Data items:
+ + + +
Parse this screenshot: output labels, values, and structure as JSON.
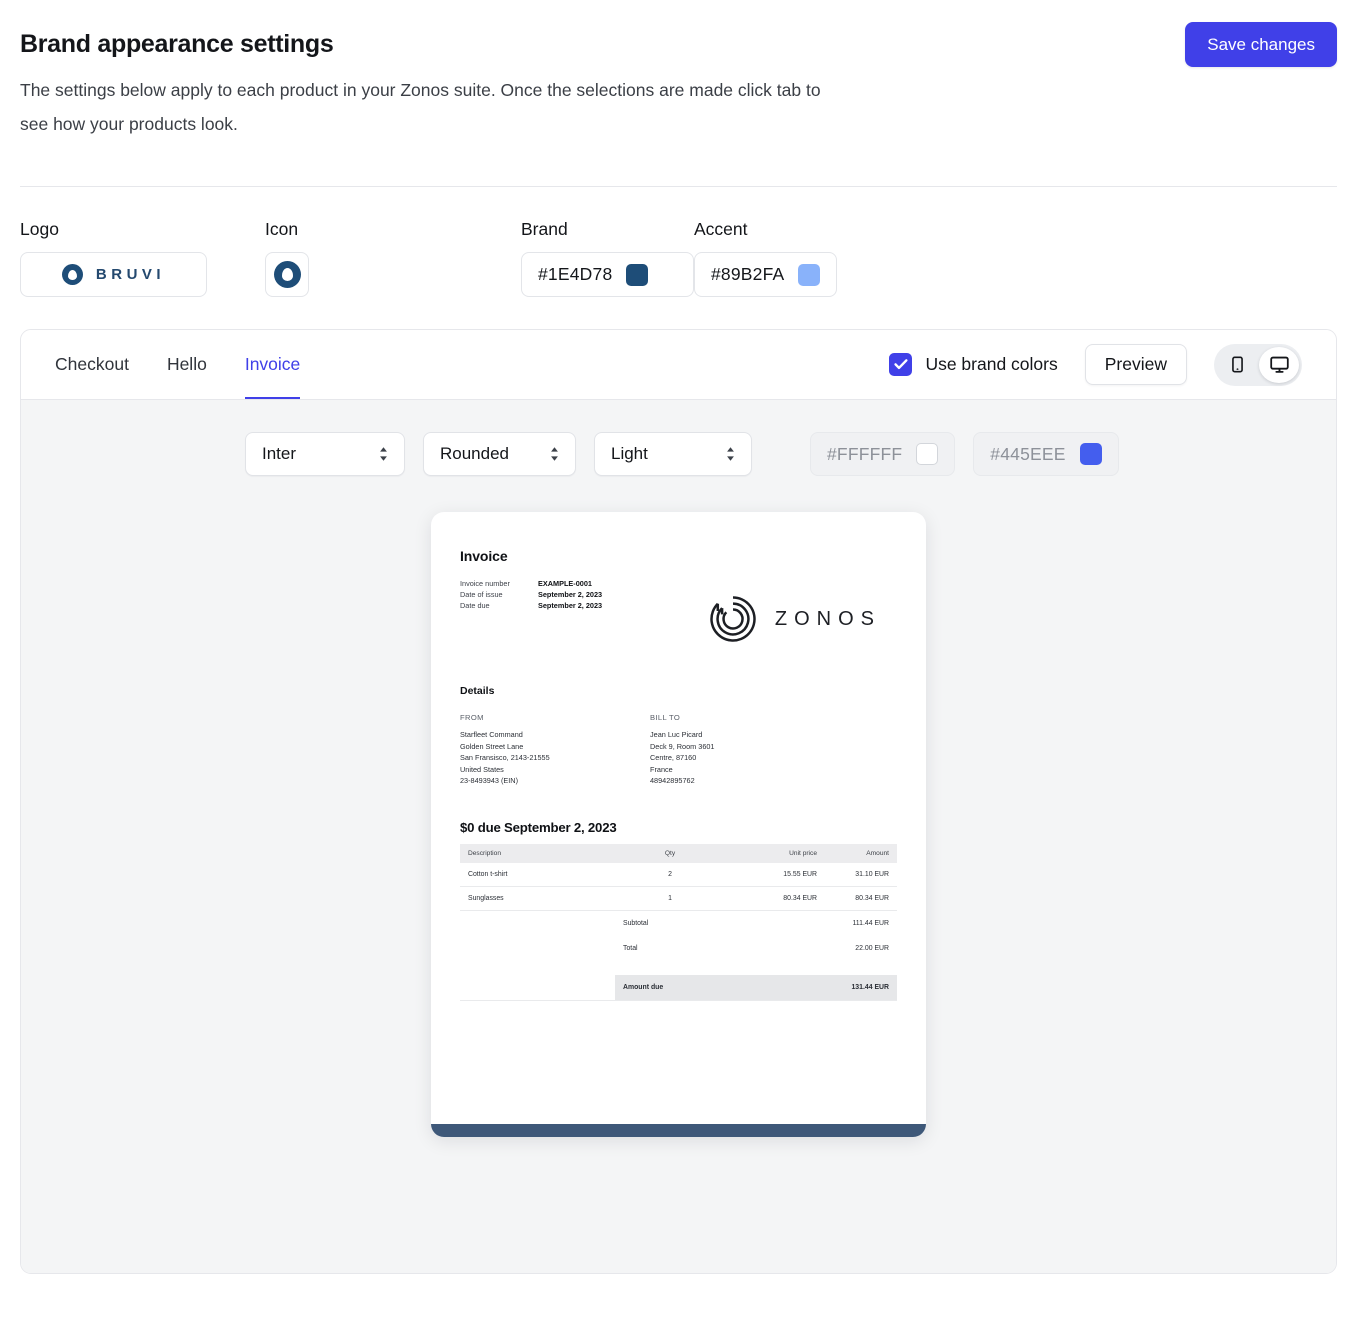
{
  "header": {
    "title": "Brand appearance settings",
    "subtitle": "The settings below apply to each product in your Zonos suite. Once the selections are made click tab to see how your products look.",
    "save_label": "Save changes",
    "save_color": "#4040E8"
  },
  "fields": {
    "logo": {
      "label": "Logo",
      "wordmark": "BRUVI"
    },
    "icon": {
      "label": "Icon"
    },
    "brand": {
      "label": "Brand",
      "value": "#1E4D78",
      "color": "#1E4D78"
    },
    "accent": {
      "label": "Accent",
      "value": "#89B2FA",
      "color": "#89B2FA"
    }
  },
  "panel": {
    "tabs": [
      {
        "label": "Checkout",
        "active": false
      },
      {
        "label": "Hello",
        "active": false
      },
      {
        "label": "Invoice",
        "active": true
      }
    ],
    "use_brand_colors": {
      "label": "Use brand colors",
      "checked": true
    },
    "preview_label": "Preview",
    "devices": [
      {
        "name": "mobile",
        "active": false
      },
      {
        "name": "desktop",
        "active": true
      }
    ],
    "controls": {
      "font": {
        "value": "Inter"
      },
      "corners": {
        "value": "Rounded"
      },
      "theme": {
        "value": "Light"
      },
      "background": {
        "value": "#FFFFFF",
        "color": "#FFFFFF",
        "disabled": true
      },
      "foreground": {
        "value": "#445EEE",
        "color": "#445EEE",
        "disabled": true
      }
    }
  },
  "invoice": {
    "title": "Invoice",
    "meta": [
      {
        "key": "Invoice number",
        "value": "EXAMPLE-0001"
      },
      {
        "key": "Date of issue",
        "value": "September 2, 2023"
      },
      {
        "key": "Date due",
        "value": "September 2, 2023"
      }
    ],
    "brandmark_word": "ZONOS",
    "details_heading": "Details",
    "from": {
      "heading": "FROM",
      "lines": [
        "Starfleet Command",
        "Golden Street Lane",
        "San Fransisco, 2143-21555",
        "United States",
        "23-8493943 (EIN)"
      ]
    },
    "bill_to": {
      "heading": "BILL TO",
      "lines": [
        "Jean Luc Picard",
        "Deck 9, Room 3601",
        "Centre, 87160",
        "France",
        "48942895762"
      ]
    },
    "due_heading": "$0 due September 2, 2023",
    "table": {
      "columns": [
        "Description",
        "Qty",
        "Unit price",
        "Amount"
      ],
      "rows": [
        {
          "description": "Cotton t-shirt",
          "qty": "2",
          "unit_price": "15.55 EUR",
          "amount": "31.10 EUR"
        },
        {
          "description": "Sunglasses",
          "qty": "1",
          "unit_price": "80.34 EUR",
          "amount": "80.34 EUR"
        }
      ],
      "totals": [
        {
          "label": "Subtotal",
          "value": "111.44 EUR"
        },
        {
          "label": "Total",
          "value": "22.00 EUR"
        }
      ],
      "amount_due": {
        "label": "Amount due",
        "value": "131.44 EUR"
      }
    },
    "footer_color": "#3E5879"
  }
}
+ + + +
Transcribe every line in the entries above, taking out only the images.

Parse this screenshot: output labels, values, and structure as JSON.
{
  "header": {
    "title": "Brand appearance settings",
    "subtitle": "The settings below apply to each product in your Zonos suite. Once the selections are made click tab to see how your products look.",
    "save_label": "Save changes",
    "save_color": "#4040E8"
  },
  "fields": {
    "logo": {
      "label": "Logo",
      "wordmark": "BRUVI"
    },
    "icon": {
      "label": "Icon"
    },
    "brand": {
      "label": "Brand",
      "value": "#1E4D78",
      "color": "#1E4D78"
    },
    "accent": {
      "label": "Accent",
      "value": "#89B2FA",
      "color": "#89B2FA"
    }
  },
  "panel": {
    "tabs": [
      {
        "label": "Checkout",
        "active": false
      },
      {
        "label": "Hello",
        "active": false
      },
      {
        "label": "Invoice",
        "active": true
      }
    ],
    "use_brand_colors": {
      "label": "Use brand colors",
      "checked": true
    },
    "preview_label": "Preview",
    "devices": [
      {
        "name": "mobile",
        "active": false
      },
      {
        "name": "desktop",
        "active": true
      }
    ],
    "controls": {
      "font": {
        "value": "Inter"
      },
      "corners": {
        "value": "Rounded"
      },
      "theme": {
        "value": "Light"
      },
      "background": {
        "value": "#FFFFFF",
        "color": "#FFFFFF",
        "disabled": true
      },
      "foreground": {
        "value": "#445EEE",
        "color": "#445EEE",
        "disabled": true
      }
    }
  },
  "invoice": {
    "title": "Invoice",
    "meta": [
      {
        "key": "Invoice number",
        "value": "EXAMPLE-0001"
      },
      {
        "key": "Date of issue",
        "value": "September 2, 2023"
      },
      {
        "key": "Date due",
        "value": "September 2, 2023"
      }
    ],
    "brandmark_word": "ZONOS",
    "details_heading": "Details",
    "from": {
      "heading": "FROM",
      "lines": [
        "Starfleet Command",
        "Golden Street Lane",
        "San Fransisco, 2143-21555",
        "United States",
        "23-8493943 (EIN)"
      ]
    },
    "bill_to": {
      "heading": "BILL TO",
      "lines": [
        "Jean Luc Picard",
        "Deck 9, Room 3601",
        "Centre, 87160",
        "France",
        "48942895762"
      ]
    },
    "due_heading": "$0 due September 2, 2023",
    "table": {
      "columns": [
        "Description",
        "Qty",
        "Unit price",
        "Amount"
      ],
      "rows": [
        {
          "description": "Cotton t-shirt",
          "qty": "2",
          "unit_price": "15.55 EUR",
          "amount": "31.10 EUR"
        },
        {
          "description": "Sunglasses",
          "qty": "1",
          "unit_price": "80.34 EUR",
          "amount": "80.34 EUR"
        }
      ],
      "totals": [
        {
          "label": "Subtotal",
          "value": "111.44 EUR"
        },
        {
          "label": "Total",
          "value": "22.00 EUR"
        }
      ],
      "amount_due": {
        "label": "Amount due",
        "value": "131.44 EUR"
      }
    },
    "footer_color": "#3E5879"
  }
}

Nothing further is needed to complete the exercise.